_What you will do_:
Read the data and repeat all of it exactly.

_Record excerpts_:

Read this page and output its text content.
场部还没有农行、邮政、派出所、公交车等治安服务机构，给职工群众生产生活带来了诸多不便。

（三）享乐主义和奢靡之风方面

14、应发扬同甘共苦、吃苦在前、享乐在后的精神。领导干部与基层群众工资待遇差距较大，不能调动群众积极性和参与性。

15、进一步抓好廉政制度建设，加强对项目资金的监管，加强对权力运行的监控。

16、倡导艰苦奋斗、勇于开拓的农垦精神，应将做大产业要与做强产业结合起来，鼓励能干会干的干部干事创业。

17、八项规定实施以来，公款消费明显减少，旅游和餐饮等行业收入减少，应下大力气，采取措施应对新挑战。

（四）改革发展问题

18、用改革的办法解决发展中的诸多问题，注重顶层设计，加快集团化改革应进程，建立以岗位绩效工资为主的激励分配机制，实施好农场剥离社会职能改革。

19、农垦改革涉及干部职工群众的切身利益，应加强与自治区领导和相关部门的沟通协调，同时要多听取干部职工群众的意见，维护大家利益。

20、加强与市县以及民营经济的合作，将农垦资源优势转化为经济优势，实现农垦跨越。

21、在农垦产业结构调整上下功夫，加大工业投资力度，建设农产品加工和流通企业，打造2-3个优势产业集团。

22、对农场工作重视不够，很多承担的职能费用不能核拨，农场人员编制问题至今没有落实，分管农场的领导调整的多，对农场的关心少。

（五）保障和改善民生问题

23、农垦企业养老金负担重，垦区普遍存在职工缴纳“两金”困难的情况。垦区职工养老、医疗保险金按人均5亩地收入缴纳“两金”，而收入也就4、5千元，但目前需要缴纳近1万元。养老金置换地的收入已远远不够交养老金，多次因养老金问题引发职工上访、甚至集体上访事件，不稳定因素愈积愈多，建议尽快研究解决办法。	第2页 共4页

_The response_:
Read this page and output its text content.
场部还没有农行、邮政、派出所、公交车等治安服务机构，给职工群众生产生活带来了诸多不便。

（三）享乐主义和奢靡之风方面

14、应发扬同甘共苦、吃苦在前、享乐在后的精神。领导干部与基层群众工资待遇差距较大，不能调动群众积极性和参与性。

15、进一步抓好廉政制度建设，加强对项目资金的监管，加强对权力运行的监控。

16、倡导艰苦奋斗、勇于开拓的农垦精神，应将做大产业要与做强产业结合起来，鼓励能干会干的干部干事创业。

17、八项规定实施以来，公款消费明显减少，旅游和餐饮等行业收入减少，应下大力气，采取措施应对新挑战。

（四）改革发展问题

18、用改革的办法解决发展中的诸多问题，注重顶层设计，加快集团化改革应进程，建立以岗位绩效工资为主的激励分配机制，实施好农场剥离社会职能改革。

19、农垦改革涉及干部职工群众的切身利益，应加强与自治区领导和相关部门的沟通协调，同时要多听取干部职工群众的意见，维护大家利益。

20、加强与市县以及民营经济的合作，将农垦资源优势转化为经济优势，实现农垦跨越。

21、在农垦产业结构调整上下功夫，加大工业投资力度，建设农产品加工和流通企业，打造2-3个优势产业集团。

22、对农场工作重视不够，很多承担的职能费用不能核拨，农场人员编制问题至今没有落实，分管农场的领导调整的多，对农场的关心少。

（五）保障和改善民生问题

23、农垦企业养老金负担重，垦区普遍存在职工缴纳“两金”困难的情况。垦区职工养老、医疗保险金按人均5亩地收入缴纳“两金”，而收入也就4、5千元，但目前需要缴纳近1万元。养老金置换地的收入已远远不够交养老金，多次因养老金问题引发职工上访、甚至集体上访事件，不稳定因素愈积愈多，建议尽快研究解决办法。	第2页 共4页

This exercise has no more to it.